Find the lines holding "para" and copy them.

■ **Data lines**:
##############################

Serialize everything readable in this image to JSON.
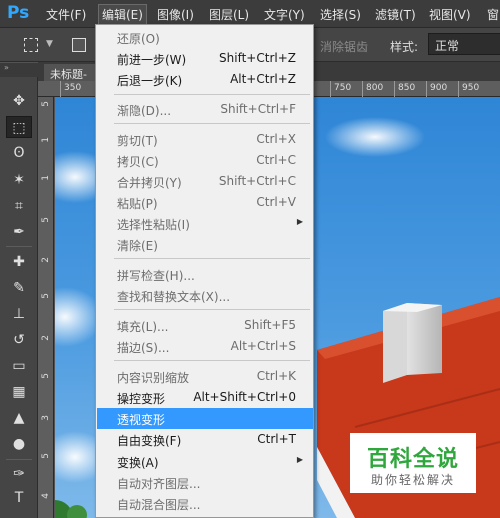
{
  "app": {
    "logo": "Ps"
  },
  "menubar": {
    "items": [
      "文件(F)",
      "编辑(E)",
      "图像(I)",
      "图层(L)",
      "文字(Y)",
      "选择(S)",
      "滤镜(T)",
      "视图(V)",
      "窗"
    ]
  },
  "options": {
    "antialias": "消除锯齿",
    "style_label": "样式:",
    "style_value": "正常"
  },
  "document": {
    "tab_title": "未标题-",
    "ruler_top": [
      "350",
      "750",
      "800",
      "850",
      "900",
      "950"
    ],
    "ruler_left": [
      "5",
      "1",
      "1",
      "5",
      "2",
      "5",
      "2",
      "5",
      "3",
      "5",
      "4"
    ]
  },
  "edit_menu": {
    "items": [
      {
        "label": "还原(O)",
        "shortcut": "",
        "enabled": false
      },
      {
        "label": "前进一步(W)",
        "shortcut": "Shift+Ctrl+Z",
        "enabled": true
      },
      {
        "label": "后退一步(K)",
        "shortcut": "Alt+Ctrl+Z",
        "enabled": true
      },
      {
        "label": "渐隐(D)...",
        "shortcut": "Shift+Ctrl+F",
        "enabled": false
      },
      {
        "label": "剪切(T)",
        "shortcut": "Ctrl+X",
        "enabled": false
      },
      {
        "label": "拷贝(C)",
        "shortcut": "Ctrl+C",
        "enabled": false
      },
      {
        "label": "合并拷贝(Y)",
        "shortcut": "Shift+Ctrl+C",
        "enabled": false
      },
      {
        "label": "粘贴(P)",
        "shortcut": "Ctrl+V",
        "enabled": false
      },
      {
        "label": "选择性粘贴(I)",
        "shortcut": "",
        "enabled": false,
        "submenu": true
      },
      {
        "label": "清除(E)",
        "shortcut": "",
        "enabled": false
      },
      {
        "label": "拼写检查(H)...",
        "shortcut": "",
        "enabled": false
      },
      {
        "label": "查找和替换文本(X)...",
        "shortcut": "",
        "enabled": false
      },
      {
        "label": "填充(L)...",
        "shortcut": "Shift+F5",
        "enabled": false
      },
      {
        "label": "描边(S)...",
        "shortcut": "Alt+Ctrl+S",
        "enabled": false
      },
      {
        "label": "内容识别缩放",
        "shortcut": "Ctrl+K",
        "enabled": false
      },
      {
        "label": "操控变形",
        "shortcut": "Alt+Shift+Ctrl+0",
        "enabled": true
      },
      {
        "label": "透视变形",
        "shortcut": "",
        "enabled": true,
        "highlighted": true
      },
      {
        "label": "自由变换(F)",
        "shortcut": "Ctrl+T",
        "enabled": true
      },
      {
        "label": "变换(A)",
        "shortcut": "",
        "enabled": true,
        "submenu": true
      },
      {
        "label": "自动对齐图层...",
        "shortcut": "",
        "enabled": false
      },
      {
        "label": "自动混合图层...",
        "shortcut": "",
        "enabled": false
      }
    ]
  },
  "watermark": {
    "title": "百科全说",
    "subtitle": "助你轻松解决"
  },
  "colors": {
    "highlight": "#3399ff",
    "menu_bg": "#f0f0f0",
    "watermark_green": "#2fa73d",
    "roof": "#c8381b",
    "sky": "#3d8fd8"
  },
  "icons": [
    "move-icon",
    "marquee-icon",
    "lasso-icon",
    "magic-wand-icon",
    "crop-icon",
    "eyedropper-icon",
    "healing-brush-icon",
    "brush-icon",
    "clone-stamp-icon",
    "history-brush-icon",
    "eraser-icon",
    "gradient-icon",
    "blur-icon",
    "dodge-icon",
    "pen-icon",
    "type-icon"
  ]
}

##############################

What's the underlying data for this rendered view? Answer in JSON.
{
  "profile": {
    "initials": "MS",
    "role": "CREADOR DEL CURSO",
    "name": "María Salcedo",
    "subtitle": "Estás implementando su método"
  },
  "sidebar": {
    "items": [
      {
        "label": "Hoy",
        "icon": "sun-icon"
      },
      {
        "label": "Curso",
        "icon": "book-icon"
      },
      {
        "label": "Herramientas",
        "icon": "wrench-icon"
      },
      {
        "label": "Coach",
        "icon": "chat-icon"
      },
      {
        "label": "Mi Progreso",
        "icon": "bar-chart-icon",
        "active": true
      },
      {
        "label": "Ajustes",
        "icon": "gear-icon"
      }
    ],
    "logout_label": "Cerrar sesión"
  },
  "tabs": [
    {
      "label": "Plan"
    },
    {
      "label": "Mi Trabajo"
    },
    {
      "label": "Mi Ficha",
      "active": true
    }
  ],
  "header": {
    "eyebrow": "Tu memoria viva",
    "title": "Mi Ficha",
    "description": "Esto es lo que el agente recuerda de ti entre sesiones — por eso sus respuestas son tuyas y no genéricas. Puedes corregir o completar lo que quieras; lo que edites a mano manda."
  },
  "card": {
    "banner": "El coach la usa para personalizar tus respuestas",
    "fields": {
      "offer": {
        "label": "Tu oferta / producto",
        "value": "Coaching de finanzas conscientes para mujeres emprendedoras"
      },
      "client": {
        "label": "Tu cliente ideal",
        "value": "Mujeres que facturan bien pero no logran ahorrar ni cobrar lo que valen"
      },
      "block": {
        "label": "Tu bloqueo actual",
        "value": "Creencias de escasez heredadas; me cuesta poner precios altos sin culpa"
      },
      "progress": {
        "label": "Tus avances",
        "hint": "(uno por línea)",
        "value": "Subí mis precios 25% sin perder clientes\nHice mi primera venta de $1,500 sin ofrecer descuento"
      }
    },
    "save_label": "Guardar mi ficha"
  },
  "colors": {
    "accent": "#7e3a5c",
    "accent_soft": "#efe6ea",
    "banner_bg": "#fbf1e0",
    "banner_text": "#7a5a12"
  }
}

##############################

■ **Answer to the problem**:
    "banner": "El coach la usa para personalizar tus respuestas",
        "value": "Coaching de finanzas conscientes para mujeres emprendedoras"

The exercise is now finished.